Your instructions
Could every line of the data be printed exactly as it reads?

Source records
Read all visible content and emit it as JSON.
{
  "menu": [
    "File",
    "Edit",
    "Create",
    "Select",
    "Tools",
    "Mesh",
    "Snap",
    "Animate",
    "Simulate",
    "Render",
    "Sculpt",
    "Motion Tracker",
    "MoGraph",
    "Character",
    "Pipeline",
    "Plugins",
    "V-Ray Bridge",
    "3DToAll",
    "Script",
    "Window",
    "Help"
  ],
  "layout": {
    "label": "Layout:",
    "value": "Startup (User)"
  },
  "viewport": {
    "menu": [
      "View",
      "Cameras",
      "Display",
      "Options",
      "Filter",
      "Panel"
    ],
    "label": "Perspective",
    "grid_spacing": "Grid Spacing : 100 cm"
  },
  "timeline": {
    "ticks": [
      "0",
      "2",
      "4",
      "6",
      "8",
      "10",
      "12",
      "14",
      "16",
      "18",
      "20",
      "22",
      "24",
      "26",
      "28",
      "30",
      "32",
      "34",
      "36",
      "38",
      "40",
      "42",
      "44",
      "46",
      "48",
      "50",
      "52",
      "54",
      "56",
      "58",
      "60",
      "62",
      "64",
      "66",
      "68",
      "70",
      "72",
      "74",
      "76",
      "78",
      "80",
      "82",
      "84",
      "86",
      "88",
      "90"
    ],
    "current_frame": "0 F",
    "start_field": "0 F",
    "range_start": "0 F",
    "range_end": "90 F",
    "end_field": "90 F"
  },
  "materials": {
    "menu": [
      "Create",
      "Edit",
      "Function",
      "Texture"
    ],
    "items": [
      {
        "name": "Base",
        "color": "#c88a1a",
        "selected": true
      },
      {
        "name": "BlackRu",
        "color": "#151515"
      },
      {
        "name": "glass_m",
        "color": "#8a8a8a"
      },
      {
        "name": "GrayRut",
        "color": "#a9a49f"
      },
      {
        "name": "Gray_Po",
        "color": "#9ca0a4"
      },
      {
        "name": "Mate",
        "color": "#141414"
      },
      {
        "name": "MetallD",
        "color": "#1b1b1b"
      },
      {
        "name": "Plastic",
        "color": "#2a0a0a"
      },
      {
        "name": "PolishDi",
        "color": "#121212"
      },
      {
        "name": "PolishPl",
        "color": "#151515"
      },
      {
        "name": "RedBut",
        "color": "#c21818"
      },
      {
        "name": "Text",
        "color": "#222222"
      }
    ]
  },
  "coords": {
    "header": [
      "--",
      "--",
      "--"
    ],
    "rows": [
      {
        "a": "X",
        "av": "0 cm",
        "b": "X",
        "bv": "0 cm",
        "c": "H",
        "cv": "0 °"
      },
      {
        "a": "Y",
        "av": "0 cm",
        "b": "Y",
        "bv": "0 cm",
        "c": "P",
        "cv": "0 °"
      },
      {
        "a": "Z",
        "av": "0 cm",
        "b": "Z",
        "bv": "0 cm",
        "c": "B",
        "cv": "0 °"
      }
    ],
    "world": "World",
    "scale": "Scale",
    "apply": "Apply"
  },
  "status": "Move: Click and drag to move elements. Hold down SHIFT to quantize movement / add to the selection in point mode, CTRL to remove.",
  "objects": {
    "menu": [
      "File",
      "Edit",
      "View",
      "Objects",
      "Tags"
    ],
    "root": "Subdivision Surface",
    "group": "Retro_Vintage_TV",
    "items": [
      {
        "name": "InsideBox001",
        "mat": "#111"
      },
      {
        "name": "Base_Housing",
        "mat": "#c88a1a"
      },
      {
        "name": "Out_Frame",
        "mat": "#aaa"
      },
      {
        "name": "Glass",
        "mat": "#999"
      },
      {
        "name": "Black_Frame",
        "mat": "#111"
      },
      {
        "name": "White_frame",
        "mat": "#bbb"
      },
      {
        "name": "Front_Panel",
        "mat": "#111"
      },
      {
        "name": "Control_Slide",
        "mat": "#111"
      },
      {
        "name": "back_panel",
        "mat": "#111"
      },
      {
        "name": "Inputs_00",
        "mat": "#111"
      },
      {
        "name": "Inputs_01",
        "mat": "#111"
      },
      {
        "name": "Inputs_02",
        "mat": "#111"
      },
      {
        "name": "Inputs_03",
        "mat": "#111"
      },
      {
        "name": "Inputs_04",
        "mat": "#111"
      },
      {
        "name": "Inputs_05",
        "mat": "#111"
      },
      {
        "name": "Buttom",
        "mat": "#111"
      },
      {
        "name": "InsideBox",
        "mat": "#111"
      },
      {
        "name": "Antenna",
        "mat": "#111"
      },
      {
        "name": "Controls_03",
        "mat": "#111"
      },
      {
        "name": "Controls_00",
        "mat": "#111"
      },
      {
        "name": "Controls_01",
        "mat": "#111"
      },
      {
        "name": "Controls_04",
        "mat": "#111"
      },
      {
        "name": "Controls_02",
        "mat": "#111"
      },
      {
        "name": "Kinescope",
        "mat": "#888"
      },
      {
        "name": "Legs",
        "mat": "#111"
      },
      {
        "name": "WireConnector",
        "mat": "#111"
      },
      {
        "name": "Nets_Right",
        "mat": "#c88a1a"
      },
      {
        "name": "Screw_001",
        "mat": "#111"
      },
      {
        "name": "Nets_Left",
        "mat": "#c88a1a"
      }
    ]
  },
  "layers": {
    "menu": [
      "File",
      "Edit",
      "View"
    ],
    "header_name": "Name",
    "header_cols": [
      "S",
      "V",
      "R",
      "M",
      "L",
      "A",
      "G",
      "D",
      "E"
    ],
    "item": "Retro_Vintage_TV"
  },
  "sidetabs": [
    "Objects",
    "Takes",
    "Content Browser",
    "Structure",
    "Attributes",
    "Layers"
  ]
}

Exercise output
Read all visible content and emit it as JSON.
{
  "menu": [
    "File",
    "Edit",
    "Create",
    "Select",
    "Tools",
    "Mesh",
    "Snap",
    "Animate",
    "Simulate",
    "Render",
    "Sculpt",
    "Motion Tracker",
    "MoGraph",
    "Character",
    "Pipeline",
    "Plugins",
    "V-Ray Bridge",
    "3DToAll",
    "Script",
    "Window",
    "Help"
  ],
  "layout": {
    "label": "Layout:",
    "value": "Startup (User)"
  },
  "viewport": {
    "menu": [
      "View",
      "Cameras",
      "Display",
      "Options",
      "Filter",
      "Panel"
    ],
    "label": "Perspective",
    "grid_spacing": "Grid Spacing : 100 cm"
  },
  "timeline": {
    "ticks": [
      "0",
      "2",
      "4",
      "6",
      "8",
      "10",
      "12",
      "14",
      "16",
      "18",
      "20",
      "22",
      "24",
      "26",
      "28",
      "30",
      "32",
      "34",
      "36",
      "38",
      "40",
      "42",
      "44",
      "46",
      "48",
      "50",
      "52",
      "54",
      "56",
      "58",
      "60",
      "62",
      "64",
      "66",
      "68",
      "70",
      "72",
      "74",
      "76",
      "78",
      "80",
      "82",
      "84",
      "86",
      "88",
      "90"
    ],
    "current_frame": "0 F",
    "start_field": "0 F",
    "range_start": "0 F",
    "range_end": "90 F",
    "end_field": "90 F"
  },
  "materials": {
    "menu": [
      "Create",
      "Edit",
      "Function",
      "Texture"
    ],
    "items": [
      {
        "name": "Base",
        "color": "#c88a1a",
        "selected": true
      },
      {
        "name": "BlackRu",
        "color": "#151515"
      },
      {
        "name": "glass_m",
        "color": "#8a8a8a"
      },
      {
        "name": "GrayRut",
        "color": "#a9a49f"
      },
      {
        "name": "Gray_Po",
        "color": "#9ca0a4"
      },
      {
        "name": "Mate",
        "color": "#141414"
      },
      {
        "name": "MetallD",
        "color": "#1b1b1b"
      },
      {
        "name": "Plastic",
        "color": "#2a0a0a"
      },
      {
        "name": "PolishDi",
        "color": "#121212"
      },
      {
        "name": "PolishPl",
        "color": "#151515"
      },
      {
        "name": "RedBut",
        "color": "#c21818"
      },
      {
        "name": "Text",
        "color": "#222222"
      }
    ]
  },
  "coords": {
    "header": [
      "--",
      "--",
      "--"
    ],
    "rows": [
      {
        "a": "X",
        "av": "0 cm",
        "b": "X",
        "bv": "0 cm",
        "c": "H",
        "cv": "0 °"
      },
      {
        "a": "Y",
        "av": "0 cm",
        "b": "Y",
        "bv": "0 cm",
        "c": "P",
        "cv": "0 °"
      },
      {
        "a": "Z",
        "av": "0 cm",
        "b": "Z",
        "bv": "0 cm",
        "c": "B",
        "cv": "0 °"
      }
    ],
    "world": "World",
    "scale": "Scale",
    "apply": "Apply"
  },
  "status": "Move: Click and drag to move elements. Hold down SHIFT to quantize movement / add to the selection in point mode, CTRL to remove.",
  "objects": {
    "menu": [
      "File",
      "Edit",
      "View",
      "Objects",
      "Tags"
    ],
    "root": "Subdivision Surface",
    "group": "Retro_Vintage_TV",
    "items": [
      {
        "name": "InsideBox001",
        "mat": "#111"
      },
      {
        "name": "Base_Housing",
        "mat": "#c88a1a"
      },
      {
        "name": "Out_Frame",
        "mat": "#aaa"
      },
      {
        "name": "Glass",
        "mat": "#999"
      },
      {
        "name": "Black_Frame",
        "mat": "#111"
      },
      {
        "name": "White_frame",
        "mat": "#bbb"
      },
      {
        "name": "Front_Panel",
        "mat": "#111"
      },
      {
        "name": "Control_Slide",
        "mat": "#111"
      },
      {
        "name": "back_panel",
        "mat": "#111"
      },
      {
        "name": "Inputs_00",
        "mat": "#111"
      },
      {
        "name": "Inputs_01",
        "mat": "#111"
      },
      {
        "name": "Inputs_02",
        "mat": "#111"
      },
      {
        "name": "Inputs_03",
        "mat": "#111"
      },
      {
        "name": "Inputs_04",
        "mat": "#111"
      },
      {
        "name": "Inputs_05",
        "mat": "#111"
      },
      {
        "name": "Buttom",
        "mat": "#111"
      },
      {
        "name": "InsideBox",
        "mat": "#111"
      },
      {
        "name": "Antenna",
        "mat": "#111"
      },
      {
        "name": "Controls_03",
        "mat": "#111"
      },
      {
        "name": "Controls_00",
        "mat": "#111"
      },
      {
        "name": "Controls_01",
        "mat": "#111"
      },
      {
        "name": "Controls_04",
        "mat": "#111"
      },
      {
        "name": "Controls_02",
        "mat": "#111"
      },
      {
        "name": "Kinescope",
        "mat": "#888"
      },
      {
        "name": "Legs",
        "mat": "#111"
      },
      {
        "name": "WireConnector",
        "mat": "#111"
      },
      {
        "name": "Nets_Right",
        "mat": "#c88a1a"
      },
      {
        "name": "Screw_001",
        "mat": "#111"
      },
      {
        "name": "Nets_Left",
        "mat": "#c88a1a"
      }
    ]
  },
  "layers": {
    "menu": [
      "File",
      "Edit",
      "View"
    ],
    "header_name": "Name",
    "header_cols": [
      "S",
      "V",
      "R",
      "M",
      "L",
      "A",
      "G",
      "D",
      "E"
    ],
    "item": "Retro_Vintage_TV"
  },
  "sidetabs": [
    "Objects",
    "Takes",
    "Content Browser",
    "Structure",
    "Attributes",
    "Layers"
  ]
}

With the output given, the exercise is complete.